Required action -> Among the records below, how many lines contain the word "Asaltest"? The answer is a single number.

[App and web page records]

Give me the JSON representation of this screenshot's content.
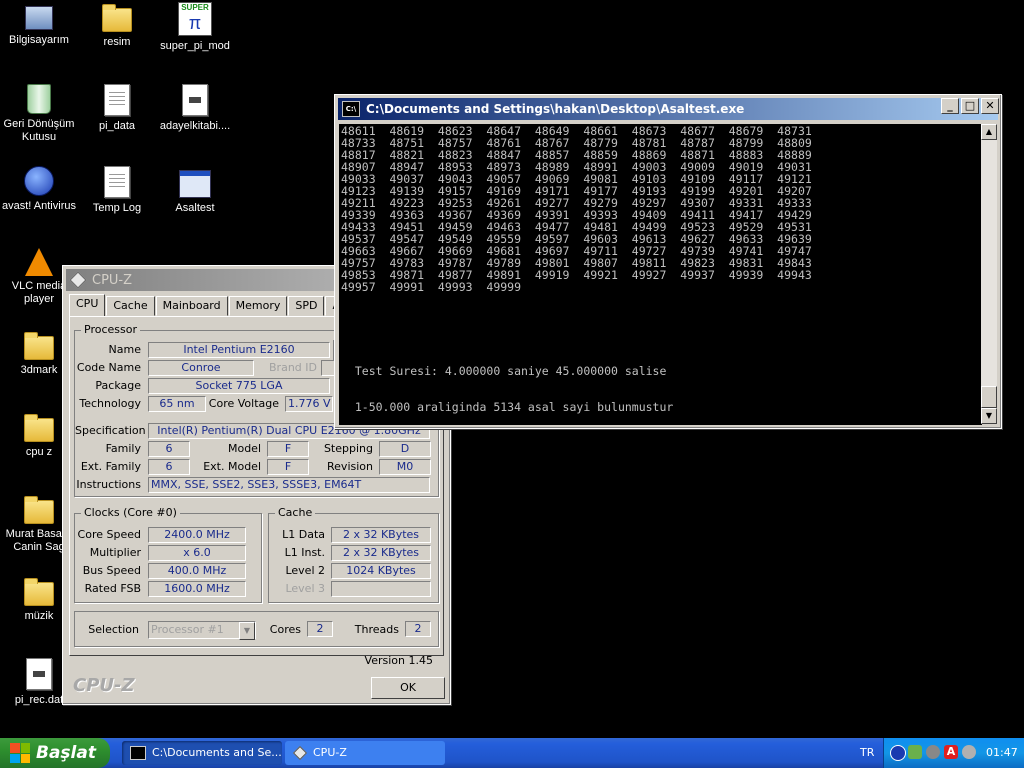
{
  "desktop": {
    "icons": [
      {
        "label": "Bilgisayarım"
      },
      {
        "label": "resim"
      },
      {
        "label": "super_pi_mod",
        "badge": "SUPER",
        "glyph": "π"
      },
      {
        "label": "Geri Dönüşüm Kutusu"
      },
      {
        "label": "pi_data"
      },
      {
        "label": "adayelkitabi...."
      },
      {
        "label": "avast! Antivirus"
      },
      {
        "label": "Temp Log"
      },
      {
        "label": "Asaltest"
      },
      {
        "label": "VLC media player"
      },
      {
        "label": "3dmark"
      },
      {
        "label": "cpu z"
      },
      {
        "label": "Murat Basar - Canin Sag"
      },
      {
        "label": "müzik"
      },
      {
        "label": "pi_rec.dat"
      }
    ]
  },
  "cmd_window": {
    "title": "C:\\Documents and Settings\\hakan\\Desktop\\Asaltest.exe",
    "output_lines": [
      "48611  48619  48623  48647  48649  48661  48673  48677  48679  48731",
      "48733  48751  48757  48761  48767  48779  48781  48787  48799  48809",
      "48817  48821  48823  48847  48857  48859  48869  48871  48883  48889",
      "48907  48947  48953  48973  48989  48991  49003  49009  49019  49031",
      "49033  49037  49043  49057  49069  49081  49103  49109  49117  49121",
      "49123  49139  49157  49169  49171  49177  49193  49199  49201  49207",
      "49211  49223  49253  49261  49277  49279  49297  49307  49331  49333",
      "49339  49363  49367  49369  49391  49393  49409  49411  49417  49429",
      "49433  49451  49459  49463  49477  49481  49499  49523  49529  49531",
      "49537  49547  49549  49559  49597  49603  49613  49627  49633  49639",
      "49663  49667  49669  49681  49697  49711  49727  49739  49741  49747",
      "49757  49783  49787  49789  49801  49807  49811  49823  49831  49843",
      "49853  49871  49877  49891  49919  49921  49927  49937  49939  49943",
      "49957  49991  49993  49999",
      "",
      "",
      "",
      "",
      "",
      "",
      "  Test Suresi: 4.000000 saniye 45.000000 salise",
      "",
      "",
      "  1-50.000 araliginda 5134 asal sayi bulunmustur"
    ]
  },
  "cpuz": {
    "title": "CPU-Z",
    "tabs": [
      "CPU",
      "Cache",
      "Mainboard",
      "Memory",
      "SPD",
      "Abo"
    ],
    "processor": {
      "group_title": "Processor",
      "name_label": "Name",
      "name": "Intel Pentium E2160",
      "codename_label": "Code Name",
      "codename": "Conroe",
      "brandid_label": "Brand ID",
      "package_label": "Package",
      "package": "Socket 775 LGA",
      "technology_label": "Technology",
      "technology": "65 nm",
      "corevoltage_label": "Core Voltage",
      "corevoltage": "1.776 V",
      "spec_label": "Specification",
      "spec": "Intel(R) Pentium(R) Dual  CPU  E2160  @ 1.80GHz",
      "family_label": "Family",
      "family": "6",
      "model_label": "Model",
      "model": "F",
      "stepping_label": "Stepping",
      "stepping": "D",
      "extfamily_label": "Ext. Family",
      "extfamily": "6",
      "extmodel_label": "Ext. Model",
      "extmodel": "F",
      "revision_label": "Revision",
      "revision": "M0",
      "instructions_label": "Instructions",
      "instructions": "MMX, SSE, SSE2, SSE3, SSSE3, EM64T"
    },
    "clocks": {
      "group_title": "Clocks (Core #0)",
      "corespeed_label": "Core Speed",
      "corespeed": "2400.0 MHz",
      "multiplier_label": "Multiplier",
      "multiplier": "x 6.0",
      "busspeed_label": "Bus Speed",
      "busspeed": "400.0 MHz",
      "ratedfsb_label": "Rated FSB",
      "ratedfsb": "1600.0 MHz"
    },
    "cache": {
      "group_title": "Cache",
      "l1data_label": "L1 Data",
      "l1data": "2 x 32 KBytes",
      "l1inst_label": "L1 Inst.",
      "l1inst": "2 x 32 KBytes",
      "level2_label": "Level 2",
      "level2": "1024 KBytes",
      "level3_label": "Level 3"
    },
    "selection": {
      "selection_label": "Selection",
      "selection_value": "Processor #1",
      "cores_label": "Cores",
      "cores": "2",
      "threads_label": "Threads",
      "threads": "2"
    },
    "version": "Version 1.45",
    "brand": "CPU-Z",
    "ok_label": "OK"
  },
  "taskbar": {
    "start_label": "Başlat",
    "tasks": [
      "C:\\Documents and Se...",
      "CPU-Z"
    ],
    "language": "TR",
    "clock": "01:47"
  },
  "colors": {
    "desktop": "#000000",
    "taskbar": "#245edb",
    "start": "#2e8f2e",
    "cpuz_text": "#1a2b8c"
  }
}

Expected output -> 2